Entries from a dataset
>> Begin
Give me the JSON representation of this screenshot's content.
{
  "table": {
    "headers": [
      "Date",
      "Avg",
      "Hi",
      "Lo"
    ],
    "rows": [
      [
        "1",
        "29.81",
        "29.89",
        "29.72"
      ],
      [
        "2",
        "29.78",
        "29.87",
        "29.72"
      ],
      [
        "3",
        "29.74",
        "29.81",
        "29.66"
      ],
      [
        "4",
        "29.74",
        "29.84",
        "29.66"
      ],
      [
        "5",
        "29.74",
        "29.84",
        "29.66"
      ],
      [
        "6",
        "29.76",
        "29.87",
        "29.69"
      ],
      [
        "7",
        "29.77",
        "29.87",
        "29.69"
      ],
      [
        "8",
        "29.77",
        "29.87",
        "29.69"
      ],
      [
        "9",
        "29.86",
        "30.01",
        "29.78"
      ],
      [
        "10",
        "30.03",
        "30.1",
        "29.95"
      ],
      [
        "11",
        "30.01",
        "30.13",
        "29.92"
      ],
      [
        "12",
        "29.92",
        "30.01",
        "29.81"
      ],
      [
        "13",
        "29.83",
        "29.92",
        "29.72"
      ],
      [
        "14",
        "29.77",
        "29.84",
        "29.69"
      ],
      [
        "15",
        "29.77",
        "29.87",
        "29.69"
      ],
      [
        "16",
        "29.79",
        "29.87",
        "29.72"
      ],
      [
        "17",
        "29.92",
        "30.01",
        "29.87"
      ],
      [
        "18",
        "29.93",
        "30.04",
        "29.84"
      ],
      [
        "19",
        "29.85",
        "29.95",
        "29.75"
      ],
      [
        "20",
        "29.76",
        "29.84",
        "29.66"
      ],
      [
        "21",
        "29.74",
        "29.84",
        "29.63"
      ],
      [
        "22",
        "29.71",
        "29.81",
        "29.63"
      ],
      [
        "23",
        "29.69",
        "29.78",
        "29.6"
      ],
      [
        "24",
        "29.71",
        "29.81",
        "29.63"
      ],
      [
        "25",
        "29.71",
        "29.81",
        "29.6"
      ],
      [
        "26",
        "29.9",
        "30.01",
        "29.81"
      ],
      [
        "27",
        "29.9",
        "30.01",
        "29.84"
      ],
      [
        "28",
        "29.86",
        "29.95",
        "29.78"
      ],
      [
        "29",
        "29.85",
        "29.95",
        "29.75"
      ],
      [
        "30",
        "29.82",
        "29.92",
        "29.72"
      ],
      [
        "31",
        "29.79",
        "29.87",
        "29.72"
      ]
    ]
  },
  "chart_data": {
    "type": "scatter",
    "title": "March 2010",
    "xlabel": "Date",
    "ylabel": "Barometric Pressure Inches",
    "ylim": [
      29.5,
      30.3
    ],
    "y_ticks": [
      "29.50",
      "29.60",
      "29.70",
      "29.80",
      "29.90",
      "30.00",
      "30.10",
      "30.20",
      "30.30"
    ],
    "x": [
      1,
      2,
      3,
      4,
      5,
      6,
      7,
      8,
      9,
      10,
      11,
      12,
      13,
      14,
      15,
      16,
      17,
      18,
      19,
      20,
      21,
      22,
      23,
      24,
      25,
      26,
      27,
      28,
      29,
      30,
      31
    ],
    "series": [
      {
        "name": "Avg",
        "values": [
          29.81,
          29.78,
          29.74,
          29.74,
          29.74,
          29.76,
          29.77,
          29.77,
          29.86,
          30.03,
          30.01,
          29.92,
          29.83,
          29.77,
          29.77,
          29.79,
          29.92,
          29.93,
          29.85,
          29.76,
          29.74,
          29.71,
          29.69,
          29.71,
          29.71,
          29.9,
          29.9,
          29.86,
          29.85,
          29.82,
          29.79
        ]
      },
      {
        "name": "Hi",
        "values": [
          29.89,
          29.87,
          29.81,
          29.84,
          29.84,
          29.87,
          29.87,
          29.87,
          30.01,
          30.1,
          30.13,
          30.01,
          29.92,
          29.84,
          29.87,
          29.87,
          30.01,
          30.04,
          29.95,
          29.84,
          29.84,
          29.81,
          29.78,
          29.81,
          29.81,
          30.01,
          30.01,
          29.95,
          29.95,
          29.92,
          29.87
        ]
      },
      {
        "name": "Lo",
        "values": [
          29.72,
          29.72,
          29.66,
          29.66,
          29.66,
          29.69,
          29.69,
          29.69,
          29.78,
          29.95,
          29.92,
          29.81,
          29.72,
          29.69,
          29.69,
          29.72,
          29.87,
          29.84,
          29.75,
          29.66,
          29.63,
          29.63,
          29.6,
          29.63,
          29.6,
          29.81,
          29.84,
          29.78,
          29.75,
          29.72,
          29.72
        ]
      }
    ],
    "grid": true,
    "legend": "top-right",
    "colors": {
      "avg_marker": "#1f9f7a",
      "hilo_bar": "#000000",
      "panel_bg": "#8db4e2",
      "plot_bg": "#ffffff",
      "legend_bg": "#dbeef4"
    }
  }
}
>> End
TASK BRIEF → Your task is to output the full set of records exactly as presented.

EXERCISE RESPONSE →
Give me the JSON representation of this screenshot's content.
{
  "table": {
    "headers": [
      "Date",
      "Avg",
      "Hi",
      "Lo"
    ],
    "rows": [
      [
        "1",
        "29.81",
        "29.89",
        "29.72"
      ],
      [
        "2",
        "29.78",
        "29.87",
        "29.72"
      ],
      [
        "3",
        "29.74",
        "29.81",
        "29.66"
      ],
      [
        "4",
        "29.74",
        "29.84",
        "29.66"
      ],
      [
        "5",
        "29.74",
        "29.84",
        "29.66"
      ],
      [
        "6",
        "29.76",
        "29.87",
        "29.69"
      ],
      [
        "7",
        "29.77",
        "29.87",
        "29.69"
      ],
      [
        "8",
        "29.77",
        "29.87",
        "29.69"
      ],
      [
        "9",
        "29.86",
        "30.01",
        "29.78"
      ],
      [
        "10",
        "30.03",
        "30.1",
        "29.95"
      ],
      [
        "11",
        "30.01",
        "30.13",
        "29.92"
      ],
      [
        "12",
        "29.92",
        "30.01",
        "29.81"
      ],
      [
        "13",
        "29.83",
        "29.92",
        "29.72"
      ],
      [
        "14",
        "29.77",
        "29.84",
        "29.69"
      ],
      [
        "15",
        "29.77",
        "29.87",
        "29.69"
      ],
      [
        "16",
        "29.79",
        "29.87",
        "29.72"
      ],
      [
        "17",
        "29.92",
        "30.01",
        "29.87"
      ],
      [
        "18",
        "29.93",
        "30.04",
        "29.84"
      ],
      [
        "19",
        "29.85",
        "29.95",
        "29.75"
      ],
      [
        "20",
        "29.76",
        "29.84",
        "29.66"
      ],
      [
        "21",
        "29.74",
        "29.84",
        "29.63"
      ],
      [
        "22",
        "29.71",
        "29.81",
        "29.63"
      ],
      [
        "23",
        "29.69",
        "29.78",
        "29.6"
      ],
      [
        "24",
        "29.71",
        "29.81",
        "29.63"
      ],
      [
        "25",
        "29.71",
        "29.81",
        "29.6"
      ],
      [
        "26",
        "29.9",
        "30.01",
        "29.81"
      ],
      [
        "27",
        "29.9",
        "30.01",
        "29.84"
      ],
      [
        "28",
        "29.86",
        "29.95",
        "29.78"
      ],
      [
        "29",
        "29.85",
        "29.95",
        "29.75"
      ],
      [
        "30",
        "29.82",
        "29.92",
        "29.72"
      ],
      [
        "31",
        "29.79",
        "29.87",
        "29.72"
      ]
    ]
  },
  "chart_data": {
    "type": "scatter",
    "title": "March 2010",
    "xlabel": "Date",
    "ylabel": "Barometric Pressure Inches",
    "ylim": [
      29.5,
      30.3
    ],
    "y_ticks": [
      "29.50",
      "29.60",
      "29.70",
      "29.80",
      "29.90",
      "30.00",
      "30.10",
      "30.20",
      "30.30"
    ],
    "x": [
      1,
      2,
      3,
      4,
      5,
      6,
      7,
      8,
      9,
      10,
      11,
      12,
      13,
      14,
      15,
      16,
      17,
      18,
      19,
      20,
      21,
      22,
      23,
      24,
      25,
      26,
      27,
      28,
      29,
      30,
      31
    ],
    "series": [
      {
        "name": "Avg",
        "values": [
          29.81,
          29.78,
          29.74,
          29.74,
          29.74,
          29.76,
          29.77,
          29.77,
          29.86,
          30.03,
          30.01,
          29.92,
          29.83,
          29.77,
          29.77,
          29.79,
          29.92,
          29.93,
          29.85,
          29.76,
          29.74,
          29.71,
          29.69,
          29.71,
          29.71,
          29.9,
          29.9,
          29.86,
          29.85,
          29.82,
          29.79
        ]
      },
      {
        "name": "Hi",
        "values": [
          29.89,
          29.87,
          29.81,
          29.84,
          29.84,
          29.87,
          29.87,
          29.87,
          30.01,
          30.1,
          30.13,
          30.01,
          29.92,
          29.84,
          29.87,
          29.87,
          30.01,
          30.04,
          29.95,
          29.84,
          29.84,
          29.81,
          29.78,
          29.81,
          29.81,
          30.01,
          30.01,
          29.95,
          29.95,
          29.92,
          29.87
        ]
      },
      {
        "name": "Lo",
        "values": [
          29.72,
          29.72,
          29.66,
          29.66,
          29.66,
          29.69,
          29.69,
          29.69,
          29.78,
          29.95,
          29.92,
          29.81,
          29.72,
          29.69,
          29.69,
          29.72,
          29.87,
          29.84,
          29.75,
          29.66,
          29.63,
          29.63,
          29.6,
          29.63,
          29.6,
          29.81,
          29.84,
          29.78,
          29.75,
          29.72,
          29.72
        ]
      }
    ],
    "grid": true,
    "legend": "top-right",
    "colors": {
      "avg_marker": "#1f9f7a",
      "hilo_bar": "#000000",
      "panel_bg": "#8db4e2",
      "plot_bg": "#ffffff",
      "legend_bg": "#dbeef4"
    }
  }
}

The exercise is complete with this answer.